Tuesday, July 14, 2009

OMG..Can I Do This?

So for those who do not know I was accepted into a scholarship program with Hunter College for a second Master's in Social Work. Sounds exciting but at the same time overwhelming...how am I going to do this with all the other things that I have to do with the kids? What and who am i going to use as my supports? I had orientation yesterday and swore I was having an anxiety attack as I sat there thinking about all this stuff. Anyway, I am going to take this one day at a time so as to see if I am able to work it out! The kids are doing good but will have to be updated about the events to come and the impact to them as well. Is there any suggestions out there for me?

Saturday, July 11, 2009

Never Can Do Right!

DATA EXCERPT:
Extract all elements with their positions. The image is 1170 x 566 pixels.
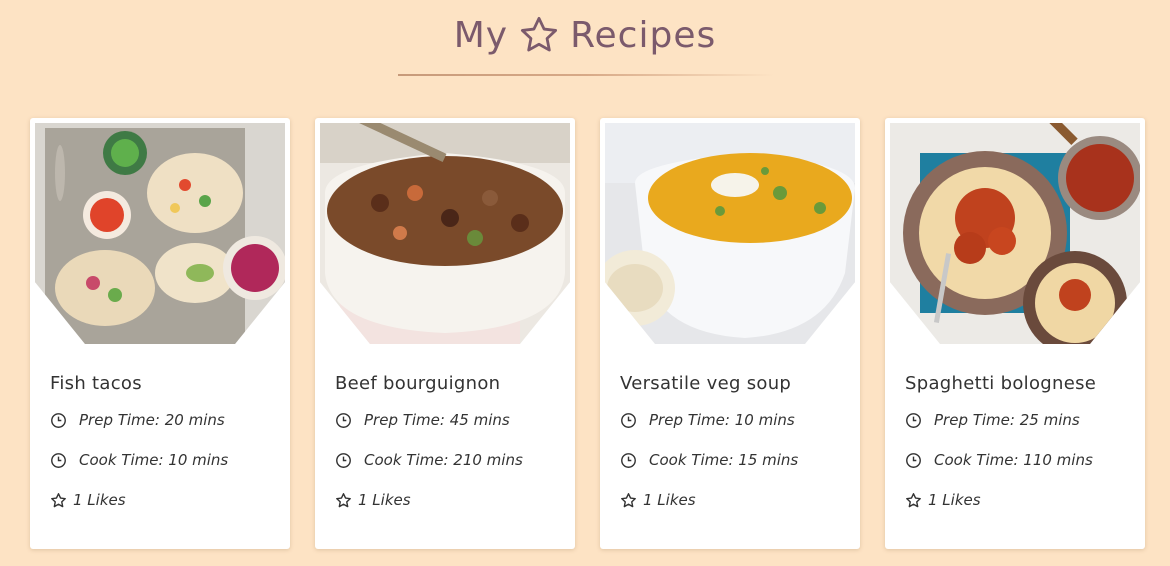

PROBLEM 1:
Translate this sentence from the blog post into Spanish: "Anyway, I am going to take this one day at a time so as to see if I am able to work it out!"
PROBLEM 2:
Reproduce the blog post word for word, from "Tuesday, July 14, 2009" up to and including "there for me?".
The listing has nothing to do with the blog post.

FINISHED ANSWER 1:
¡De todos modos, voy a tomar esto un día a la vez para ver si soy capaz de resolverlo!

FINISHED ANSWER 2:
Tuesday, July 14, 2009

OMG..Can I Do This?

So for those who do not know I was accepted into a scholarship program with Hunter College for a second Master's in Social Work. Sounds exciting but at the same time overwhelming...how am I going to do this with all the other things that I have to do with the kids? What and who am i going to use as my supports? I had orientation yesterday and swore I was having an anxiety attack as I sat there thinking about all this stuff. Anyway, I am going to take this one day at a time so as to see if I am able to work it out! The kids are doing good but will have to be updated about the events to come and the impact to them as well. Is there any suggestions out there for me?